>> START EXTRACTED ENTRIES
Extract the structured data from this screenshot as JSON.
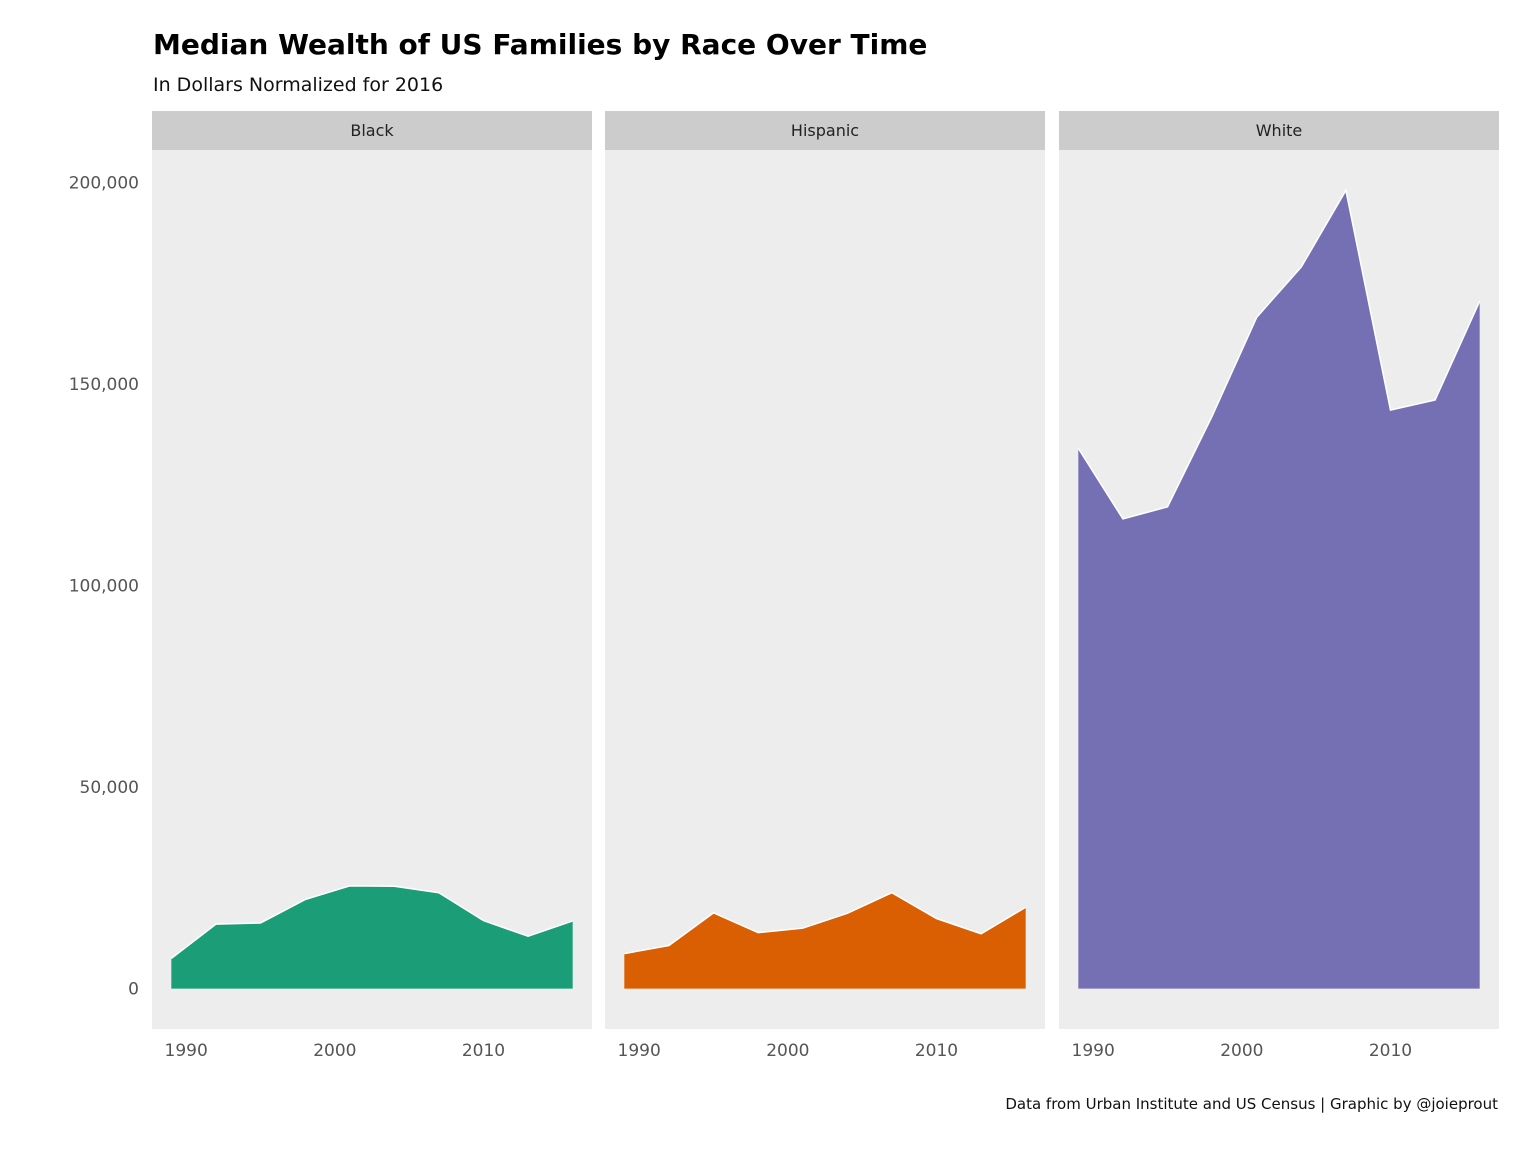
{
  "chart_data": {
    "type": "area",
    "title": "Median Wealth of US Families by Race Over Time",
    "subtitle": "In Dollars Normalized for 2016",
    "caption": "Data from Urban Institute and US Census | Graphic by @joieprout",
    "xlabel": "",
    "ylabel": "",
    "xlim": [
      1987.7,
      2017.3
    ],
    "ylim": [
      -10000,
      208000
    ],
    "x_ticks": [
      1990,
      2000,
      2010
    ],
    "x_tick_labels": [
      "1990",
      "2000",
      "2010"
    ],
    "y_ticks": [
      0,
      50000,
      100000,
      150000,
      200000
    ],
    "y_tick_labels": [
      "0",
      "50,000",
      "100,000",
      "150,000",
      "200,000"
    ],
    "grid": false,
    "legend": "none",
    "facet_colors": {
      "strip_bg": "#cccccc",
      "panel_bg": "#ededed"
    },
    "x": [
      1989,
      1992,
      1995,
      1998,
      2001,
      2004,
      2007,
      2010,
      2013,
      2016
    ],
    "series": [
      {
        "name": "Black",
        "color": "#1b9e77",
        "values": [
          7500,
          16000,
          16300,
          22100,
          25500,
          25400,
          23800,
          16900,
          13000,
          16800
        ]
      },
      {
        "name": "Hispanic",
        "color": "#d95f02",
        "values": [
          8700,
          10700,
          18800,
          13900,
          15000,
          18700,
          23800,
          17400,
          13600,
          20200
        ]
      },
      {
        "name": "White",
        "color": "#7570b3",
        "values": [
          134000,
          116500,
          119500,
          142000,
          166500,
          179000,
          198000,
          143500,
          146000,
          170500
        ]
      }
    ]
  }
}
>> END EXTRACTED ENTRIES
WORK TO BE COMPLETED: Transcribe the full listing character for character. Pictures are excluded.

REPLY:
Extract the structured data from this screenshot as JSON.
{
  "chart_data": {
    "type": "area",
    "title": "Median Wealth of US Families by Race Over Time",
    "subtitle": "In Dollars Normalized for 2016",
    "caption": "Data from Urban Institute and US Census | Graphic by @joieprout",
    "xlabel": "",
    "ylabel": "",
    "xlim": [
      1987.7,
      2017.3
    ],
    "ylim": [
      -10000,
      208000
    ],
    "x_ticks": [
      1990,
      2000,
      2010
    ],
    "x_tick_labels": [
      "1990",
      "2000",
      "2010"
    ],
    "y_ticks": [
      0,
      50000,
      100000,
      150000,
      200000
    ],
    "y_tick_labels": [
      "0",
      "50,000",
      "100,000",
      "150,000",
      "200,000"
    ],
    "grid": false,
    "legend": "none",
    "facet_colors": {
      "strip_bg": "#cccccc",
      "panel_bg": "#ededed"
    },
    "x": [
      1989,
      1992,
      1995,
      1998,
      2001,
      2004,
      2007,
      2010,
      2013,
      2016
    ],
    "series": [
      {
        "name": "Black",
        "color": "#1b9e77",
        "values": [
          7500,
          16000,
          16300,
          22100,
          25500,
          25400,
          23800,
          16900,
          13000,
          16800
        ]
      },
      {
        "name": "Hispanic",
        "color": "#d95f02",
        "values": [
          8700,
          10700,
          18800,
          13900,
          15000,
          18700,
          23800,
          17400,
          13600,
          20200
        ]
      },
      {
        "name": "White",
        "color": "#7570b3",
        "values": [
          134000,
          116500,
          119500,
          142000,
          166500,
          179000,
          198000,
          143500,
          146000,
          170500
        ]
      }
    ]
  }
}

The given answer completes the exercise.